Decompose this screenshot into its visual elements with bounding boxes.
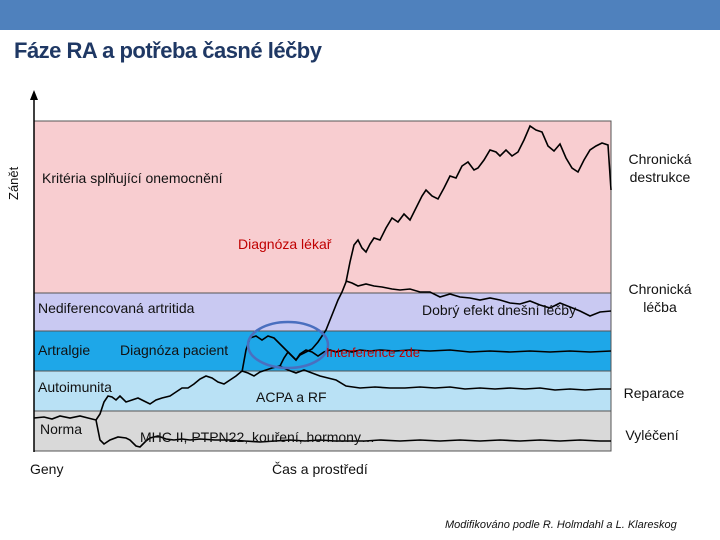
label-undifferentiated: Nediferencovaná artritida <box>38 300 195 316</box>
curve-autoimmunity <box>95 365 611 421</box>
label-acpa: ACPA a RF <box>256 389 327 405</box>
band-autoimmunity <box>33 370 612 412</box>
label-normal: Norma <box>40 421 83 437</box>
band-criteria <box>33 120 612 294</box>
band-normal <box>33 410 612 452</box>
credit: Modifikováno podle R. Holmdahl a L. Klar… <box>445 519 677 531</box>
label-diagnosis-doctor: Diagnóza lékař <box>238 236 332 252</box>
curve-normal <box>33 415 611 448</box>
outcome-cure: Vyléčení <box>625 427 679 443</box>
label-genes: Geny <box>30 461 64 477</box>
interference-circle <box>246 320 330 370</box>
curve-destruction <box>279 124 612 367</box>
label-factors: MHC II, PTPN22, kouření, hormony… <box>140 429 375 445</box>
header-bar <box>0 0 720 30</box>
y-axis-arrow <box>30 90 38 100</box>
label-autoimmunity: Autoimunita <box>38 379 112 395</box>
curve-arthralgia <box>241 335 612 373</box>
label-good-effect: Dobrý efekt dnešní léčby <box>422 302 577 318</box>
page-title: Fáze RA a potřeba časné léčby <box>14 38 322 63</box>
label-arthralgia: Artralgie <box>38 342 91 358</box>
label-interference: Interference zde <box>326 345 420 360</box>
x-axis-label: Čas a prostředí <box>272 461 368 477</box>
label-criteria: Kritéria splňující onemocnění <box>42 170 223 186</box>
outcome-destruction: Chronická destrukce <box>628 151 692 185</box>
curve-chronic-treatment <box>345 280 612 317</box>
outcome-repair: Reparace <box>623 385 685 401</box>
y-axis-label: Zánět <box>6 166 21 200</box>
label-diagnosis-patient: Diagnóza pacient <box>120 342 229 358</box>
outcome-chronic: Chronická léčba <box>628 281 692 315</box>
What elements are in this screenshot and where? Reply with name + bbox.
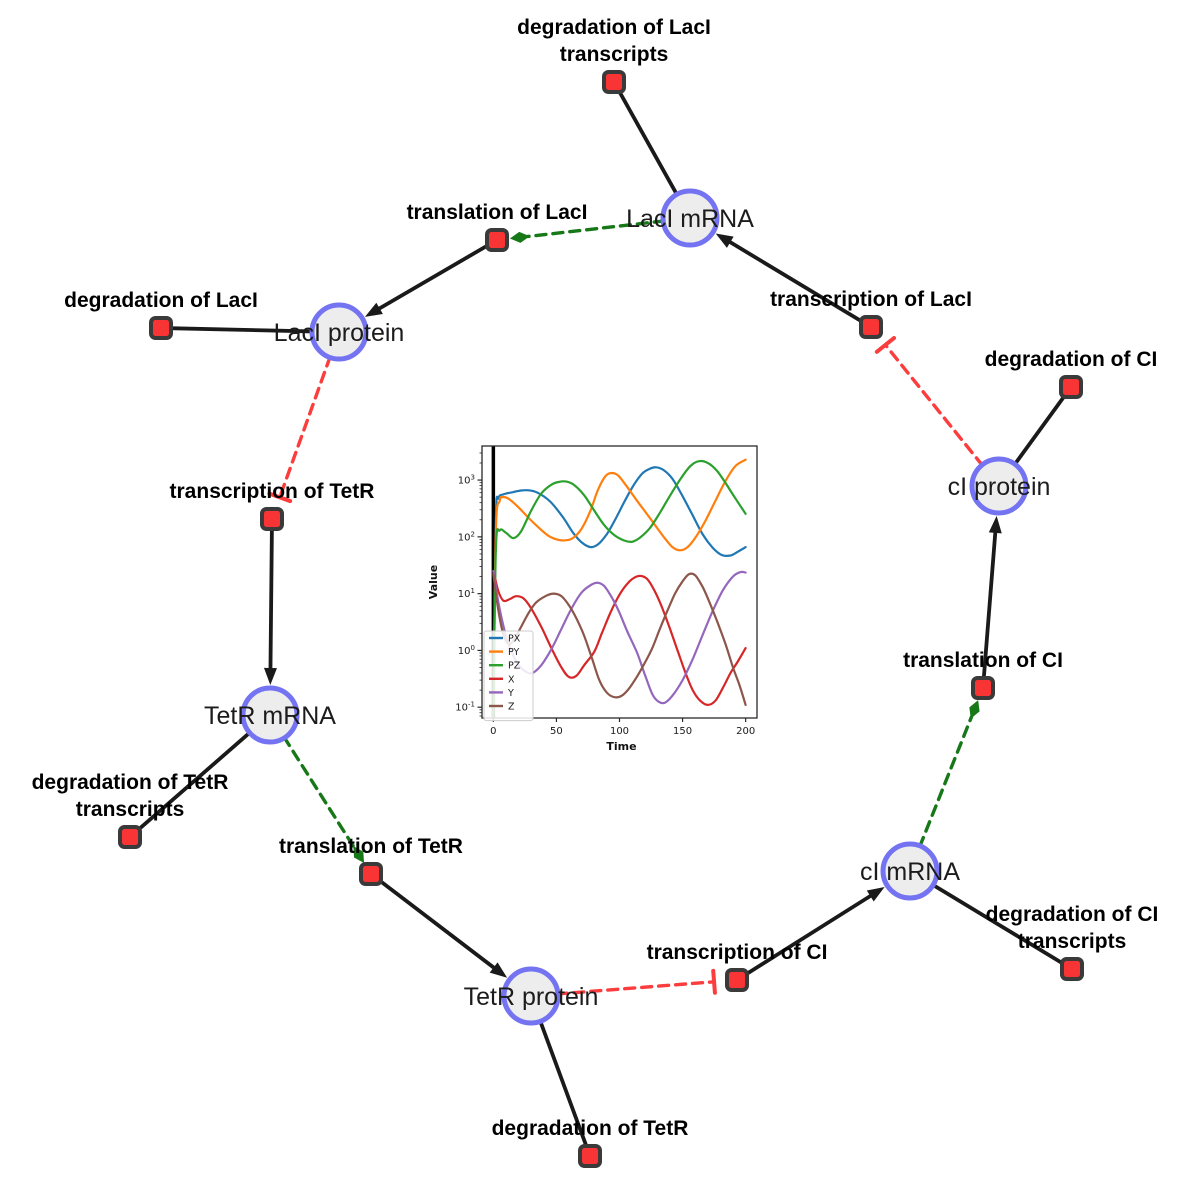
species-label-laci_protein: LacI protein (274, 319, 405, 347)
inhibition-tbar (874, 336, 896, 354)
reaction-label-deg_tetr_tx-line2: transcripts (76, 798, 185, 821)
edge-production-transl_ci-to-ci_protein (981, 515, 1002, 690)
reaction-label-deg_ci-line1: degradation of CI (985, 348, 1158, 371)
reaction-label-deg_laci_tx-line2: transcripts (560, 43, 669, 66)
chart-y-tick-label: 102 (458, 530, 475, 543)
chart-series-Z (492, 572, 747, 706)
reaction-node-tx_laci[interactable] (859, 315, 883, 339)
chart-series-PX (492, 466, 747, 718)
inset-simulation-chart: 0 50 100 150 20010-1100101102103TimeValuePXP… (427, 445, 758, 753)
reaction-label-transl_ci-line1: translation of CI (903, 649, 1063, 672)
edge-production-tx_laci-to-laci_mrna (715, 233, 873, 329)
chart-series-PZ (492, 459, 747, 718)
edge-consumption-ci_protein-to-deg_ci (1012, 391, 1069, 467)
legend-label-PX: PX (508, 634, 521, 645)
chart-y-tick-label: 103 (458, 474, 475, 487)
species-label-laci_mrna: LacI mRNA (626, 205, 754, 233)
reaction-node-deg_ci[interactable] (1059, 375, 1083, 399)
species-node-tetr_protein[interactable] (501, 966, 561, 1026)
nodes-layer (118, 70, 1084, 1168)
chart-x-tick-label: 150 (673, 726, 692, 737)
chart-y-tick-label: 101 (458, 587, 475, 600)
reaction-label-deg_laci-line1: degradation of LacI (64, 289, 258, 312)
chart-y-tick-label: 10-1 (455, 701, 475, 714)
species-label-ci_protein: cI protein (948, 473, 1051, 501)
edges-layer (134, 87, 1069, 1151)
edge-production-tx_tetr-to-tetr_mrna (263, 517, 277, 686)
species-node-tetr_mrna[interactable] (240, 685, 300, 745)
reaction-node-tx_ci[interactable] (725, 968, 749, 992)
labels-layer: LacI mRNA LacI protein TetR mRNA TetR prote… (32, 16, 1159, 1140)
reaction-label-deg_laci_tx-line1: degradation of LacI (517, 16, 711, 39)
chart-xlabel: Time (606, 740, 636, 753)
modifier-diamond-arrowhead (509, 231, 530, 243)
modifier-diamond-arrowhead (969, 700, 980, 719)
chart-series-PY (492, 458, 747, 718)
reaction-node-transl_laci[interactable] (485, 228, 509, 252)
edge-modifier-tetr_mrna-to-transl_tetr (282, 735, 365, 864)
chart-x-tick-label: 200 (736, 726, 755, 737)
species-label-tetr_protein: TetR protein (464, 983, 599, 1011)
species-node-laci_mrna[interactable] (660, 188, 720, 248)
edge-consumption-tetr_mrna-to-deg_tetr_tx (134, 730, 253, 834)
modifier-diamond-arrowhead (353, 846, 365, 864)
species-node-ci_protein[interactable] (969, 456, 1029, 516)
edge-production-transl_laci-to-laci_protein (364, 238, 499, 317)
reaction-label-transl_laci-line1: translation of LacI (407, 201, 588, 224)
edge-consumption-laci_mrna-to-deg_laci_tx (616, 87, 680, 198)
reaction-label-deg_ci_tx-line2: transcripts (1018, 930, 1127, 953)
reaction-label-deg_tetr-line1: degradation of TetR (492, 1117, 689, 1140)
reaction-node-deg_ci_tx[interactable] (1060, 957, 1084, 981)
legend-label-PY: PY (508, 647, 520, 658)
reaction-label-tx_laci-line1: transcription of LacI (770, 288, 972, 311)
chart-legend-box (483, 630, 534, 722)
reaction-node-deg_laci[interactable] (149, 316, 173, 340)
species-node-ci_mrna[interactable] (880, 841, 940, 901)
reaction-label-transl_tetr-line1: translation of TetR (279, 835, 463, 858)
edge-consumption-tetr_protein-to-deg_tetr (538, 1018, 590, 1151)
chart-curves (491, 446, 747, 718)
edge-consumption-ci_mrna-to-deg_ci_tx (930, 882, 1068, 967)
chart-series-X (492, 569, 747, 707)
inhibition-tbar (711, 968, 717, 995)
reaction-label-deg_tetr_tx-line1: degradation of TetR (32, 771, 229, 794)
edge-inhibition-ci_protein-to-tx_laci (874, 336, 985, 468)
legend-label-Z: Z (508, 702, 515, 713)
chart-x-tick-label: 100 (610, 726, 629, 737)
legend-label-PZ: PZ (508, 661, 521, 672)
chart-ylabel: Value (427, 565, 440, 599)
edge-inhibition-laci_protein-to-tx_tetr (267, 354, 332, 504)
edge-production-transl_tetr-to-tetr_protein (369, 872, 508, 978)
edge-modifier-ci_mrna-to-transl_ci (917, 700, 980, 849)
reaction-node-tx_tetr[interactable] (260, 507, 284, 531)
chart-y-tick-label: 100 (458, 644, 475, 657)
reaction-label-deg_ci_tx-line1: degradation of CI (986, 903, 1159, 926)
reaction-node-deg_tetr[interactable] (578, 1144, 602, 1168)
chart-x-tick-label: 50 (550, 726, 563, 737)
legend-label-X: X (508, 674, 515, 685)
chart-x-tick-label: 0 (490, 726, 496, 737)
species-node-laci_protein[interactable] (309, 302, 369, 362)
edge-production-tx_ci-to-ci_mrna (735, 886, 885, 982)
reaction-label-tx_tetr-line1: transcription of TetR (170, 480, 375, 503)
reaction-label-tx_ci-line1: transcription of CI (647, 941, 828, 964)
chart-legend: PX PY PZ XYZ (483, 630, 534, 722)
edge-inhibition-tetr_protein-to-tx_ci (555, 968, 717, 996)
reaction-node-deg_tetr_tx[interactable] (118, 825, 142, 849)
reaction-node-transl_tetr[interactable] (359, 862, 383, 886)
inhibition-tbar (267, 491, 293, 504)
edge-consumption-laci_protein-to-deg_laci (167, 326, 315, 334)
species-label-tetr_mrna: TetR mRNA (204, 702, 336, 730)
edge-modifier-laci_mrna-to-transl_laci (509, 219, 666, 243)
reaction-node-transl_ci[interactable] (971, 676, 995, 700)
legend-label-Y: Y (507, 688, 514, 699)
reaction-node-deg_laci_tx[interactable] (602, 70, 626, 94)
species-label-ci_mrna: cI mRNA (860, 858, 960, 886)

_ _ _ _ _ _ _

Where a line of the records contains the word "this", copy that line.

Decompose this screenshot into its visual elements with bounding boxes.
What elements are in this screenshot and where? Reply with name + bbox.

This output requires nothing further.